● WHAT IS EXPECTED: Copy out the alumni profile of Robert Gravani below word for word, in full.

● READING PASSAGE:
When the call went out in the December 2012 Discovery Initiative newsletter for stories from alumni, Robert Gravani answered.
A Professor of Food Science and Director of the National Good Agricultural Practices program at Cornell University, Bob received his bachelor of science degree in Food Science in 1967 from Rutgers’ College of Agriculture and Environmental Science, preparing him for his master’s and doctorate degrees from Cornell. His CV lists honors and offices with the prestigious Institute of Food Technologists, the National Academy of Sciences, and the International Association for Food Protection, among others.
He is a husband, father, jogger, bicycler, kayaker, sailor, skier, and ice-skater, but when he got in touch with us at the School of Environmental and Biological Sciences, he wanted to talk not about himself, but rather how two important faculty members during his undergraduate years influenced his career and success. They were the late Richard (Dick) Merritt, at the time associate dean and director of resident instruction, and the late Elizabeth (Libby) Stier, professor in the Department of Food Science.
In the 1960s, the current School of Environmental and Biological Sciences morphed from the College of Agriculture to the College of Agriculture and Environmental Science with some 400-500 students, including about 100 graduate students. (By comparison, today SEBS is approaching 4,000 enrollees.) There was a one-on-one atmosphere on campus. Bob worked in Dick Merritt’s office for part of the summer after his freshman year, he listened to faculty from nearly every major via a weekly seminar series, and in his senior year had the pleasure of introducing Nobel prize winner Dr. Selman Waksman, at that time a professor emeritus, who was a speaker at one of the seminars.
A Hudson County/Union City, NJ, native, Bob visited Rutgers as a member of the Boys State contingent and “really enjoyed the campus and the facilities.” He recalls that a wise high school guidance counselor “told me about the College of Agriculture and Environmental Science, and I applied. It was a great choice! Even though I applied to and was accepted at several other schools, Rutgers was always my first choice”

● STUDY MATERIAL:
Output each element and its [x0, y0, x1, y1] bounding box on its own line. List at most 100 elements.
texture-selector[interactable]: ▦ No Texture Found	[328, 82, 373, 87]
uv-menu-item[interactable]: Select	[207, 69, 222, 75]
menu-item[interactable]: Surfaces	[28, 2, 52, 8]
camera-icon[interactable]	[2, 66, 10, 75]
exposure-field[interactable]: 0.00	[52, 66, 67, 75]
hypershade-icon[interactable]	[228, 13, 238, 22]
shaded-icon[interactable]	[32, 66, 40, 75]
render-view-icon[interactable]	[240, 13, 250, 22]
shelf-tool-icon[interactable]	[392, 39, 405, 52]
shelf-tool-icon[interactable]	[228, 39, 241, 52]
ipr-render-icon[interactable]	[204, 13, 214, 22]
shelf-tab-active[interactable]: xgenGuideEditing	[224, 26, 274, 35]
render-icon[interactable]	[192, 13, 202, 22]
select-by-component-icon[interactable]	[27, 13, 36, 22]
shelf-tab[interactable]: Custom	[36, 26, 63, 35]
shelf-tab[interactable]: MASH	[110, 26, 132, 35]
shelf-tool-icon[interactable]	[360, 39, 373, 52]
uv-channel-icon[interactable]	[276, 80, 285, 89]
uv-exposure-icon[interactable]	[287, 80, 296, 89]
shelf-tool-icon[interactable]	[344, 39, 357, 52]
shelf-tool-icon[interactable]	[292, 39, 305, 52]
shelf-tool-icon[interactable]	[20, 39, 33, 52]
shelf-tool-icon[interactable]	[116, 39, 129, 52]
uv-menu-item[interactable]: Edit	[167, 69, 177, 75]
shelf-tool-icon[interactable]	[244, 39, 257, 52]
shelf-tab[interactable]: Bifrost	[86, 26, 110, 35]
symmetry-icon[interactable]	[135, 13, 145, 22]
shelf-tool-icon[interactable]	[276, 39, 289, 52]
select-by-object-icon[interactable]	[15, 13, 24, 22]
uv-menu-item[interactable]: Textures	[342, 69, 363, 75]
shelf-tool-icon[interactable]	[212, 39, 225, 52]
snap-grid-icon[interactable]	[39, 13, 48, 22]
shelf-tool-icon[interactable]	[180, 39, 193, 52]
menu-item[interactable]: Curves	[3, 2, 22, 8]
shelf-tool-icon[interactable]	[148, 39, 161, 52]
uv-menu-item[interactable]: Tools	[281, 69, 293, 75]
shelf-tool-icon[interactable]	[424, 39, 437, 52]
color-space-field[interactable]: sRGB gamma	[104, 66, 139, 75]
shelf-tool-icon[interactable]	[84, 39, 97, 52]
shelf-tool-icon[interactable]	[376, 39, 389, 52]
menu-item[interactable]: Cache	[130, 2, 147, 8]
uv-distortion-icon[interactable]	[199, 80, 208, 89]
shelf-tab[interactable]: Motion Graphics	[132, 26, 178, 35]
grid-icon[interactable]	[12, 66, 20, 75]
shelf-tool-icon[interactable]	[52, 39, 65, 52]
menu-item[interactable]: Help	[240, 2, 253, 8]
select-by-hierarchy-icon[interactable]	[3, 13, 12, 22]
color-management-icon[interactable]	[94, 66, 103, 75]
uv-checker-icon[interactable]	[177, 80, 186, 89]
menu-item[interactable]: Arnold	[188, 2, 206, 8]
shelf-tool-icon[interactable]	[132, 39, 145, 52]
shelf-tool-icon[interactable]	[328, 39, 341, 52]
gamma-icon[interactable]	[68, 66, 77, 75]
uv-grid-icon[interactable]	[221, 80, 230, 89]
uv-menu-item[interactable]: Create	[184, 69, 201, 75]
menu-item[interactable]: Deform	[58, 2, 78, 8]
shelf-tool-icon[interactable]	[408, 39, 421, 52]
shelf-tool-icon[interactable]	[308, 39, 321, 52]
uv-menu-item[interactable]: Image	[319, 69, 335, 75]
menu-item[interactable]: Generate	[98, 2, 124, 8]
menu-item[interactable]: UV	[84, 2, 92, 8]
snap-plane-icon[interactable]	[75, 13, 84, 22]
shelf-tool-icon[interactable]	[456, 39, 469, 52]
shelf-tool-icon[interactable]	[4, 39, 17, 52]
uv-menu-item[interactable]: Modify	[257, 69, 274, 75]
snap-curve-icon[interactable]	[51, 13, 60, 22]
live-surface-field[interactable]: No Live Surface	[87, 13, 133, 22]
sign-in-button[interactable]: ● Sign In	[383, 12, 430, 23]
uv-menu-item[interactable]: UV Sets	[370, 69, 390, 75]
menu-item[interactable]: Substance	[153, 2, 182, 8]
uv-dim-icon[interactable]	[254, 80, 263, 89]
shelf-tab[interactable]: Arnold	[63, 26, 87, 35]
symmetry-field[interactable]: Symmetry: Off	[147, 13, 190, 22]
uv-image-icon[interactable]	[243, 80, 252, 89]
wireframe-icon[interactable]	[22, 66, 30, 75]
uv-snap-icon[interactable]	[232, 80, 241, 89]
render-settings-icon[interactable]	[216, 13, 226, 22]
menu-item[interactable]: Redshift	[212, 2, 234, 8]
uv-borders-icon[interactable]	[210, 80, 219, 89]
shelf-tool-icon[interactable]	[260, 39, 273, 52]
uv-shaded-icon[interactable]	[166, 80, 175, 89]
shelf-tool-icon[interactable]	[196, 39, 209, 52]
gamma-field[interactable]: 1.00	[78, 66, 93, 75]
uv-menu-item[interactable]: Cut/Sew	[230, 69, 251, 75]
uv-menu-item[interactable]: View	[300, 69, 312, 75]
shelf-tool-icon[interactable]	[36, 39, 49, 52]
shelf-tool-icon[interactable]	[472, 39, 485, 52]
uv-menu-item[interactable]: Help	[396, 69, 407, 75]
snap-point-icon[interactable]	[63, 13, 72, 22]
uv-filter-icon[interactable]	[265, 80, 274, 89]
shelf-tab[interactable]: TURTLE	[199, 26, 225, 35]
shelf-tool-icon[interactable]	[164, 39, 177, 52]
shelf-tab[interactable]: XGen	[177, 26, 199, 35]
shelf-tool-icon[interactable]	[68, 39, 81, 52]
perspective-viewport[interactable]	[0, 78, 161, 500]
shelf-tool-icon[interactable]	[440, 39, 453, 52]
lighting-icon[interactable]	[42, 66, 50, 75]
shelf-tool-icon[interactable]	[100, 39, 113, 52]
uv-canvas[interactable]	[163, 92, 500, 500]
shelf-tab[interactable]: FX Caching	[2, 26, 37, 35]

● TASK RESULT:
When the call went out in the December 2012 Discovery Initiative newsletter for stories from alumni, Robert Gravani answered.
A Professor of Food Science and Director of the National Good Agricultural Practices program at Cornell University, Bob received his bachelor of science degree in Food Science in 1967 from Rutgers’ College of Agriculture and Environmental Science, preparing him for his master’s and doctorate degrees from Cornell. His CV lists honors and offices with the prestigious Institute of Food Technologists, the National Academy of Sciences, and the International Association for Food Protection, among others.
He is a husband, father, jogger, bicycler, kayaker, sailor, skier, and ice-skater, but when he got in touch with us at the School of Environmental and Biological Sciences, he wanted to talk not about himself, but rather how two important faculty members during his undergraduate years influenced his career and success. They were the late Richard (Dick) Merritt, at the time associate dean and director of resident instruction, and the late Elizabeth (Libby) Stier, professor in the Department of Food Science.
In the 1960s, the current School of Environmental and Biological Sciences morphed from the College of Agriculture to the College of Agriculture and Environmental Science with some 400-500 students, including about 100 graduate students. (By comparison, today SEBS is approaching 4,000 enrollees.) There was a one-on-one atmosphere on campus. Bob worked in Dick Merritt’s office for part of the summer after his freshman year, he listened to faculty from nearly every major via a weekly seminar series, and in his senior year had the pleasure of introducing Nobel prize winner Dr. Selman Waksman, at that time a professor emeritus, who was a speaker at one of the seminars.
A Hudson County/Union City, NJ, native, Bob visited Rutgers as a member of the Boys State contingent and “really enjoyed the campus and the facilities.” He recalls that a wise high school guidance counselor “told me about the College of Agriculture and Environmental Science, and I applied. It was a great choice! Even though I applied to and was accepted at several other schools, Rutgers was always my first choice”